* Element and coordinate records *

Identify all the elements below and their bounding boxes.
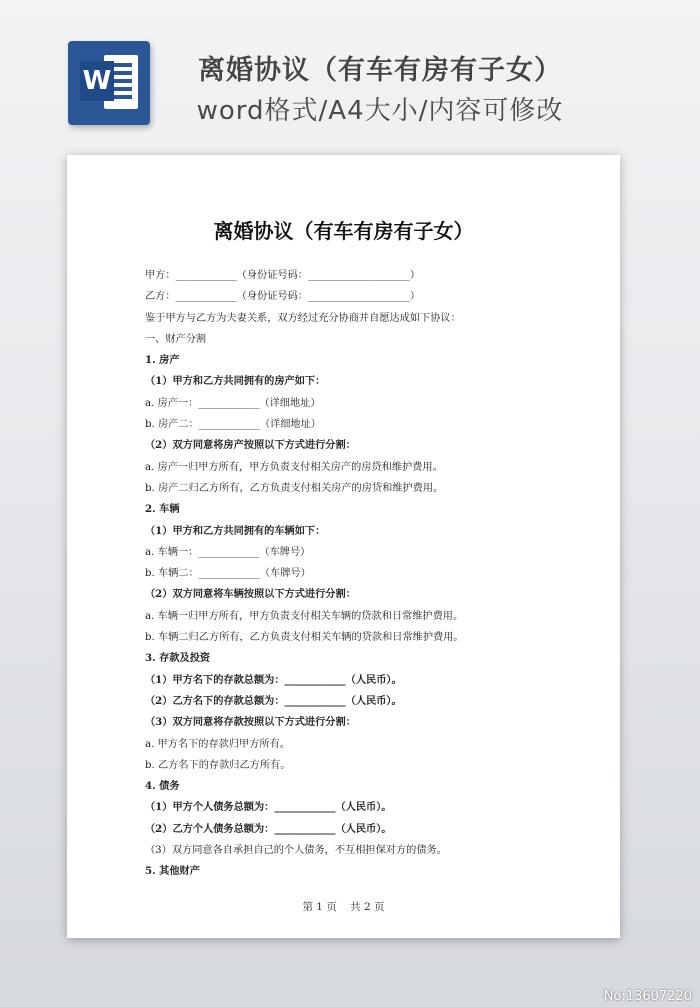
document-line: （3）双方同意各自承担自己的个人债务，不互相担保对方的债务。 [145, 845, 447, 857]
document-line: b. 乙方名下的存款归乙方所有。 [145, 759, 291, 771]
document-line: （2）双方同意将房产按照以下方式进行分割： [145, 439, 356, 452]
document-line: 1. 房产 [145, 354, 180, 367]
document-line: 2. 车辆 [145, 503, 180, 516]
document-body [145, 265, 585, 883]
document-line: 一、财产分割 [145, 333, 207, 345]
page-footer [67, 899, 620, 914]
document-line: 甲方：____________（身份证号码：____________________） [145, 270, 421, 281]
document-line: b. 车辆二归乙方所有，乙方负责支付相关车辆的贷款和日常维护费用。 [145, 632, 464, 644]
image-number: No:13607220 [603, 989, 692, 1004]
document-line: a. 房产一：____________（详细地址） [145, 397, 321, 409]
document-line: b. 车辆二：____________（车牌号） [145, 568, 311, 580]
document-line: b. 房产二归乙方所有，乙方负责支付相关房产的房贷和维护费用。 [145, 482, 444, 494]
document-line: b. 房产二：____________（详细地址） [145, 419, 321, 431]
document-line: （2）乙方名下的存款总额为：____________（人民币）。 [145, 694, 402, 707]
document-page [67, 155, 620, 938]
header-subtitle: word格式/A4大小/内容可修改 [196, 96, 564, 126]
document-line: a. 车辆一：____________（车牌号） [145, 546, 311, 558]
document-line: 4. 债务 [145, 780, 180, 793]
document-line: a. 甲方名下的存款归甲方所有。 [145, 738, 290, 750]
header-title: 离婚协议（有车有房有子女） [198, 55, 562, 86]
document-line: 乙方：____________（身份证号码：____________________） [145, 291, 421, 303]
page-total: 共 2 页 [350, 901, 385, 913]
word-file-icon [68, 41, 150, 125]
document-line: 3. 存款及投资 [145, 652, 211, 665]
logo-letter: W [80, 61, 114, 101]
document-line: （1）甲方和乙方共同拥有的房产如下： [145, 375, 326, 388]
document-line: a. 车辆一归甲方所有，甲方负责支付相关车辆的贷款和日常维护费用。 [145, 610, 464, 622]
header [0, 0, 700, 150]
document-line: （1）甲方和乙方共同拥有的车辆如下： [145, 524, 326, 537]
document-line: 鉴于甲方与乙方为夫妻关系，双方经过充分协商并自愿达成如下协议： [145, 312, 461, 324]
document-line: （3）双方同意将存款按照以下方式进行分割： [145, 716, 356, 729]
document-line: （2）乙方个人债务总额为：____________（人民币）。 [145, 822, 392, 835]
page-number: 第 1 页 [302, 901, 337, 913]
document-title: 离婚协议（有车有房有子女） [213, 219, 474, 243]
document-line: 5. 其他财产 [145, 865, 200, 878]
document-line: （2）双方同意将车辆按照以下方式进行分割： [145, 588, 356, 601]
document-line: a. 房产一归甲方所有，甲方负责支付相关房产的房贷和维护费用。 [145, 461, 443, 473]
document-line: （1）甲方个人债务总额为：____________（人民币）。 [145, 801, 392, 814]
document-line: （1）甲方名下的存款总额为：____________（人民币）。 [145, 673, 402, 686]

---

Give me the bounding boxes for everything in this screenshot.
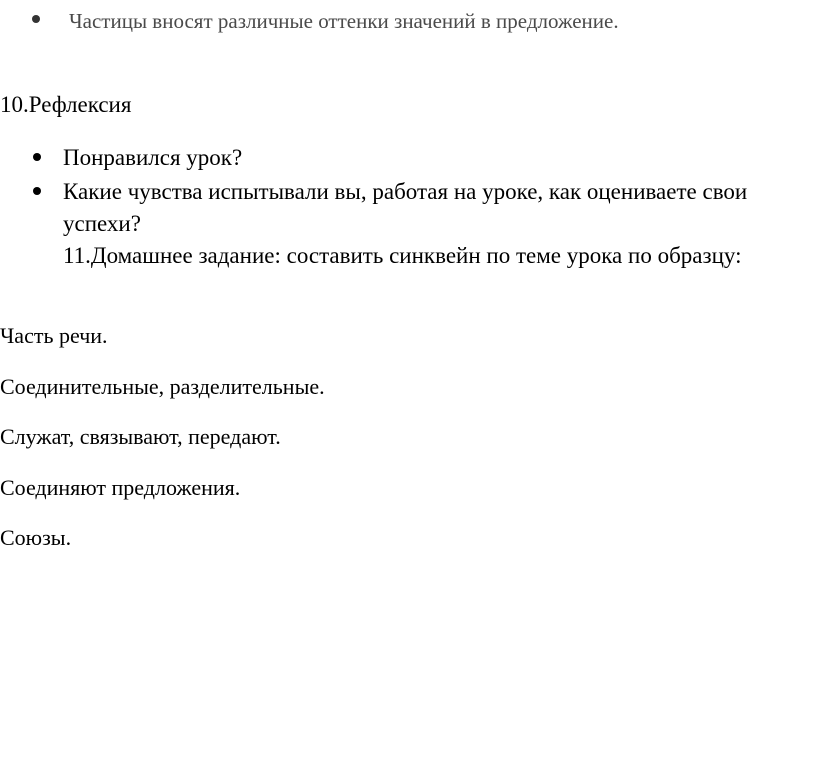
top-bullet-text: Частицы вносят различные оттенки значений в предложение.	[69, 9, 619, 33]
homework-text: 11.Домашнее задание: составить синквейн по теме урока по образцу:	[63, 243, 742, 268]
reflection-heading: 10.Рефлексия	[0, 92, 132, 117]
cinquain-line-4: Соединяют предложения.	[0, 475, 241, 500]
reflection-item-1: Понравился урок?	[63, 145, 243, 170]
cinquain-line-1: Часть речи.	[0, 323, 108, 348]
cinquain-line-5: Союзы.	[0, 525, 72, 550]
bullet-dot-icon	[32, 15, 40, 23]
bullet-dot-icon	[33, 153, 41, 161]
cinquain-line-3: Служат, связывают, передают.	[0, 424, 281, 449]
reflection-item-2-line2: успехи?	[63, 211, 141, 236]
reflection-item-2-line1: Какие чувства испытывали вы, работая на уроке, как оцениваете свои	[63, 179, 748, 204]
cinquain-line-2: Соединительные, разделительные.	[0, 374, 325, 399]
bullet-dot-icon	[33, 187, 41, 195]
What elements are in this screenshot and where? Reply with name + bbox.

* GOAL *
Reproduce, character for character, the lines between the one holding "top-bullet-text: Частицы вносят" and the one holding "145, 243, 170]", both included.

* EXERCISE RESPONSE *
top-bullet-text: Частицы вносят различные оттенки значений в предложение.	[69, 9, 619, 33]
homework-text: 11.Домашнее задание: составить синквейн по теме урока по образцу:	[63, 243, 742, 268]
reflection-heading: 10.Рефлексия	[0, 92, 132, 117]
cinquain-line-4: Соединяют предложения.	[0, 475, 241, 500]
reflection-item-1: Понравился урок?	[63, 145, 243, 170]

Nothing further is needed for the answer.